-- Start DATA EXCERPTS --

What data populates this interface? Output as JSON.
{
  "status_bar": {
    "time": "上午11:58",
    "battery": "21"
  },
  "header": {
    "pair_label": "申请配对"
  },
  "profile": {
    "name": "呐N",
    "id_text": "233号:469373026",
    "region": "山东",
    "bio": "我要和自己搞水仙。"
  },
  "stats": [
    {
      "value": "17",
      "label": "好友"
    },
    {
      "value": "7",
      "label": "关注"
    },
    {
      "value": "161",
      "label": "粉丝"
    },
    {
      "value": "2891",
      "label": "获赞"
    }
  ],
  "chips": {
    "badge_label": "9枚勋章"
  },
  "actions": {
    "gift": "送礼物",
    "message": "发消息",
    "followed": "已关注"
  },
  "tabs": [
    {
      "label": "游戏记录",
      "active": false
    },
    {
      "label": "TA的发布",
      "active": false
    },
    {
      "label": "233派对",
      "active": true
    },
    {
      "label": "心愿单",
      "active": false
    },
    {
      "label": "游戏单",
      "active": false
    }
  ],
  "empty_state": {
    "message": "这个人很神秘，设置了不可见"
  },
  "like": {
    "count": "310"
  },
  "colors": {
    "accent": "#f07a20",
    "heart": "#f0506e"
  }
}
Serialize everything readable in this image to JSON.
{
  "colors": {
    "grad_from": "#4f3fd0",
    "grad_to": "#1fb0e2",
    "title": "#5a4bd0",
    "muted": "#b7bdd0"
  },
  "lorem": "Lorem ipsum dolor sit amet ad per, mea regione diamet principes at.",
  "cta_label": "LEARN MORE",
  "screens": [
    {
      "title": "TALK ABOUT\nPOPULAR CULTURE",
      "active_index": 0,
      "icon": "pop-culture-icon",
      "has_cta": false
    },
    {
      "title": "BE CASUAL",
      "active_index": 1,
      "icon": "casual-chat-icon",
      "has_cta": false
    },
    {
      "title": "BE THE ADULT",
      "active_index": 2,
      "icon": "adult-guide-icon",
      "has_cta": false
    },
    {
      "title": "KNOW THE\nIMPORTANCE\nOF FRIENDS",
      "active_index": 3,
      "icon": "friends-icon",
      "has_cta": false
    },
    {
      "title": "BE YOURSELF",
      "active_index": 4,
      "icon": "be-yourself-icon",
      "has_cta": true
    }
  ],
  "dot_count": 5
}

-- End DATA EXCERPTS --

Your task is to transcribe the listing above in full, exactly as given.

What data populates this interface? Output as JSON.
{
  "status_bar": {
    "time": "上午11:58",
    "battery": "21"
  },
  "header": {
    "pair_label": "申请配对"
  },
  "profile": {
    "name": "呐N",
    "id_text": "233号:469373026",
    "region": "山东",
    "bio": "我要和自己搞水仙。"
  },
  "stats": [
    {
      "value": "17",
      "label": "好友"
    },
    {
      "value": "7",
      "label": "关注"
    },
    {
      "value": "161",
      "label": "粉丝"
    },
    {
      "value": "2891",
      "label": "获赞"
    }
  ],
  "chips": {
    "badge_label": "9枚勋章"
  },
  "actions": {
    "gift": "送礼物",
    "message": "发消息",
    "followed": "已关注"
  },
  "tabs": [
    {
      "label": "游戏记录",
      "active": false
    },
    {
      "label": "TA的发布",
      "active": false
    },
    {
      "label": "233派对",
      "active": true
    },
    {
      "label": "心愿单",
      "active": false
    },
    {
      "label": "游戏单",
      "active": false
    }
  ],
  "empty_state": {
    "message": "这个人很神秘，设置了不可见"
  },
  "like": {
    "count": "310"
  },
  "colors": {
    "accent": "#f07a20",
    "heart": "#f0506e"
  }
}
Serialize everything readable in this image to JSON.
{
  "colors": {
    "grad_from": "#4f3fd0",
    "grad_to": "#1fb0e2",
    "title": "#5a4bd0",
    "muted": "#b7bdd0"
  },
  "lorem": "Lorem ipsum dolor sit amet ad per, mea regione diamet principes at.",
  "cta_label": "LEARN MORE",
  "screens": [
    {
      "title": "TALK ABOUT\nPOPULAR CULTURE",
      "active_index": 0,
      "icon": "pop-culture-icon",
      "has_cta": false
    },
    {
      "title": "BE CASUAL",
      "active_index": 1,
      "icon": "casual-chat-icon",
      "has_cta": false
    },
    {
      "title": "BE THE ADULT",
      "active_index": 2,
      "icon": "adult-guide-icon",
      "has_cta": false
    },
    {
      "title": "KNOW THE\nIMPORTANCE\nOF FRIENDS",
      "active_index": 3,
      "icon": "friends-icon",
      "has_cta": false
    },
    {
      "title": "BE YOURSELF",
      "active_index": 4,
      "icon": "be-yourself-icon",
      "has_cta": true
    }
  ],
  "dot_count": 5
}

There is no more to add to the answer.